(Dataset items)
──────────────────────────────

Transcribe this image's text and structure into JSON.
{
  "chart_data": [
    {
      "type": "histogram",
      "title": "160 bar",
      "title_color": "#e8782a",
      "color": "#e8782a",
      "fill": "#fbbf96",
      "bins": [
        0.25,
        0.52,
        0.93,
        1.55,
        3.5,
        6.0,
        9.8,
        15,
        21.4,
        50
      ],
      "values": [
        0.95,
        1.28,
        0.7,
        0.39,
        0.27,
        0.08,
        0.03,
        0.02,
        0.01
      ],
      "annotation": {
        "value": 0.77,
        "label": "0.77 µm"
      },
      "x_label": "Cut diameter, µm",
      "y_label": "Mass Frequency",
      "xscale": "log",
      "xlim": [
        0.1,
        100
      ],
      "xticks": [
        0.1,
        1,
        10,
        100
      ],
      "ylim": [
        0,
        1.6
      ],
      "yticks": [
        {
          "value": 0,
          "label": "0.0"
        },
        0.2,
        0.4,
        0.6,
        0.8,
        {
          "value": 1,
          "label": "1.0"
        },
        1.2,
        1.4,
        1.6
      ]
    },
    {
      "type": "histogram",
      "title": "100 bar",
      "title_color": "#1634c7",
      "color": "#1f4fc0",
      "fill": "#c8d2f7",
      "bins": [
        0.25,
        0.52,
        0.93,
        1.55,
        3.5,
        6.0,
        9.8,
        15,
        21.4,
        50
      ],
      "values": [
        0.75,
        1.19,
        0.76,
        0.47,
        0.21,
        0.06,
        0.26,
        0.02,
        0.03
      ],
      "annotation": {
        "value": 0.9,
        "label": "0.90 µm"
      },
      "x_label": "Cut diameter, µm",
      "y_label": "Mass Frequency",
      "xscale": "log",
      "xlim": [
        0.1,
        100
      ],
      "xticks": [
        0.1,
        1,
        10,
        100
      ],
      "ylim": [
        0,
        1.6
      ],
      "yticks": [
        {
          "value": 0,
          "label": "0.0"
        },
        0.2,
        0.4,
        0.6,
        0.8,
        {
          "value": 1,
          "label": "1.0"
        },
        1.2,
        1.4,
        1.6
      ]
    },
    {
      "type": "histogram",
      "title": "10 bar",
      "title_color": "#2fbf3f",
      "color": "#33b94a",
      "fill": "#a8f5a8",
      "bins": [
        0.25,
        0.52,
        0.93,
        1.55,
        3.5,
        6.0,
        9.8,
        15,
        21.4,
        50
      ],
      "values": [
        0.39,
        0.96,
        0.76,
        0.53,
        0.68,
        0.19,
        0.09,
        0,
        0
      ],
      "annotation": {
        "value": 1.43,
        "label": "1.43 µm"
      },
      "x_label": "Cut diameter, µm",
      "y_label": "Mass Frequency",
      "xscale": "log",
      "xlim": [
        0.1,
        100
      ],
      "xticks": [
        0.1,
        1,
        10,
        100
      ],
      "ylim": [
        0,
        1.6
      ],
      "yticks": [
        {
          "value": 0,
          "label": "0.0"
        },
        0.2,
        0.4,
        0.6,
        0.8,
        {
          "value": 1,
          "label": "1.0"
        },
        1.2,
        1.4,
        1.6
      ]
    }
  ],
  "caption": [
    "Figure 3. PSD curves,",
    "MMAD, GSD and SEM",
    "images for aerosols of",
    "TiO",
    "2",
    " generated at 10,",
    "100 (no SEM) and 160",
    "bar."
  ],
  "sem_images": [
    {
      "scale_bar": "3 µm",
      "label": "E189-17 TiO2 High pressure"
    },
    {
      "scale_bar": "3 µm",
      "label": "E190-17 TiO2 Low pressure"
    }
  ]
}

──────────────────────────────

* _What to work on_
Say, as a number only, how many lines of the data contain "fill".

* _Reply to the exercise_
3